§ Aim of the exercise: Copy out each line exactly as it appears.

§ Recorded data:
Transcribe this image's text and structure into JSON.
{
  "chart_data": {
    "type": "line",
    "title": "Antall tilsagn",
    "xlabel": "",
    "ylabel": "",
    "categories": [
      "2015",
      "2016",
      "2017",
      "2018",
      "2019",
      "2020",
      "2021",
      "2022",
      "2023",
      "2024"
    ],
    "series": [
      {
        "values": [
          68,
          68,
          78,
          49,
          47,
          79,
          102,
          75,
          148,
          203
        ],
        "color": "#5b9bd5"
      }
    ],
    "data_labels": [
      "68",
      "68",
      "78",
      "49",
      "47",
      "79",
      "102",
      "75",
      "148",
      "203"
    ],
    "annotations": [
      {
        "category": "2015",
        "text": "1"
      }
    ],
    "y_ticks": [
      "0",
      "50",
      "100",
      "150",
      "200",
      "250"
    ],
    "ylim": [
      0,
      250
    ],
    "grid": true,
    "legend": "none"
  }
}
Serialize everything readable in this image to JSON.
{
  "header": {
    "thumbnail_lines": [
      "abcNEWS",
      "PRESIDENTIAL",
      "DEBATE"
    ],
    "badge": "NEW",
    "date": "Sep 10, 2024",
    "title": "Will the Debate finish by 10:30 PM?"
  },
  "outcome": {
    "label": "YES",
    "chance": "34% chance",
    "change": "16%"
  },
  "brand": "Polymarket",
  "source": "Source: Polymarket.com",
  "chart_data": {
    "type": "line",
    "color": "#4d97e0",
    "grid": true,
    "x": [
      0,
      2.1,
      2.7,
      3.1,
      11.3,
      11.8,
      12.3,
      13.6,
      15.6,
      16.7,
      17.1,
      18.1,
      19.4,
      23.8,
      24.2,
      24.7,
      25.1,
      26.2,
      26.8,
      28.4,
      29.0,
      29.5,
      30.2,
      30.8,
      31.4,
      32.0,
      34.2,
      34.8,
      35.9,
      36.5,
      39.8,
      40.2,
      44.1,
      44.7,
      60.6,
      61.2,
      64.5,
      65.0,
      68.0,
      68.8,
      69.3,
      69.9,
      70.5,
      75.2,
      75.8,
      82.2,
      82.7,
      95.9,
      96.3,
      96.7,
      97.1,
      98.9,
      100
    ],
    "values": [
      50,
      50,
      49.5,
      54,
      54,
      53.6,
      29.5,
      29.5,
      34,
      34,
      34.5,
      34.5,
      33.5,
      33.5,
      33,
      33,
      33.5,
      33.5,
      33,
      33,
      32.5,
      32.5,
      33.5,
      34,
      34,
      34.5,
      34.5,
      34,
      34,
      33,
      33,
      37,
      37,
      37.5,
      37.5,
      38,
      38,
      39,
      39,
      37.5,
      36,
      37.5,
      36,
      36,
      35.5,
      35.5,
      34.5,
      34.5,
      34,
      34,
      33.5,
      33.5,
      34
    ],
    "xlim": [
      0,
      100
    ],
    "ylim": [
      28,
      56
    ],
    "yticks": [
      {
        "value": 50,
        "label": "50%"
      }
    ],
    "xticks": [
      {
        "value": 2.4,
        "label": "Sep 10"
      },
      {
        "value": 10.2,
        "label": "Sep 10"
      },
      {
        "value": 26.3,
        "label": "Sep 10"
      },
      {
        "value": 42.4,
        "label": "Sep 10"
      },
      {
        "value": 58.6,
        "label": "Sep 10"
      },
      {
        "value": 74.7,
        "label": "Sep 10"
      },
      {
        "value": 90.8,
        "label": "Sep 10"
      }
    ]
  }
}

§ Exercise solution:
Transcribe this image's text and structure into JSON.
{
  "chart_data": {
    "type": "line",
    "title": "Antall tilsagn",
    "xlabel": "",
    "ylabel": "",
    "categories": [
      "2015",
      "2016",
      "2017",
      "2018",
      "2019",
      "2020",
      "2021",
      "2022",
      "2023",
      "2024"
    ],
    "series": [
      {
        "values": [
          68,
          68,
          78,
          49,
          47,
          79,
          102,
          75,
          148,
          203
        ],
        "color": "#5b9bd5"
      }
    ],
    "data_labels": [
      "68",
      "68",
      "78",
      "49",
      "47",
      "79",
      "102",
      "75",
      "148",
      "203"
    ],
    "annotations": [
      {
        "category": "2015",
        "text": "1"
      }
    ],
    "y_ticks": [
      "0",
      "50",
      "100",
      "150",
      "200",
      "250"
    ],
    "ylim": [
      0,
      250
    ],
    "grid": true,
    "legend": "none"
  }
}
Serialize everything readable in this image to JSON.
{
  "header": {
    "thumbnail_lines": [
      "abcNEWS",
      "PRESIDENTIAL",
      "DEBATE"
    ],
    "badge": "NEW",
    "date": "Sep 10, 2024",
    "title": "Will the Debate finish by 10:30 PM?"
  },
  "outcome": {
    "label": "YES",
    "chance": "34% chance",
    "change": "16%"
  },
  "brand": "Polymarket",
  "source": "Source: Polymarket.com",
  "chart_data": {
    "type": "line",
    "color": "#4d97e0",
    "grid": true,
    "x": [
      0,
      2.1,
      2.7,
      3.1,
      11.3,
      11.8,
      12.3,
      13.6,
      15.6,
      16.7,
      17.1,
      18.1,
      19.4,
      23.8,
      24.2,
      24.7,
      25.1,
      26.2,
      26.8,
      28.4,
      29.0,
      29.5,
      30.2,
      30.8,
      31.4,
      32.0,
      34.2,
      34.8,
      35.9,
      36.5,
      39.8,
      40.2,
      44.1,
      44.7,
      60.6,
      61.2,
      64.5,
      65.0,
      68.0,
      68.8,
      69.3,
      69.9,
      70.5,
      75.2,
      75.8,
      82.2,
      82.7,
      95.9,
      96.3,
      96.7,
      97.1,
      98.9,
      100
    ],
    "values": [
      50,
      50,
      49.5,
      54,
      54,
      53.6,
      29.5,
      29.5,
      34,
      34,
      34.5,
      34.5,
      33.5,
      33.5,
      33,
      33,
      33.5,
      33.5,
      33,
      33,
      32.5,
      32.5,
      33.5,
      34,
      34,
      34.5,
      34.5,
      34,
      34,
      33,
      33,
      37,
      37,
      37.5,
      37.5,
      38,
      38,
      39,
      39,
      37.5,
      36,
      37.5,
      36,
      36,
      35.5,
      35.5,
      34.5,
      34.5,
      34,
      34,
      33.5,
      33.5,
      34
    ],
    "xlim": [
      0,
      100
    ],
    "ylim": [
      28,
      56
    ],
    "yticks": [
      {
        "value": 50,
        "label": "50%"
      }
    ],
    "xticks": [
      {
        "value": 2.4,
        "label": "Sep 10"
      },
      {
        "value": 10.2,
        "label": "Sep 10"
      },
      {
        "value": 26.3,
        "label": "Sep 10"
      },
      {
        "value": 42.4,
        "label": "Sep 10"
      },
      {
        "value": 58.6,
        "label": "Sep 10"
      },
      {
        "value": 74.7,
        "label": "Sep 10"
      },
      {
        "value": 90.8,
        "label": "Sep 10"
      }
    ]
  }
}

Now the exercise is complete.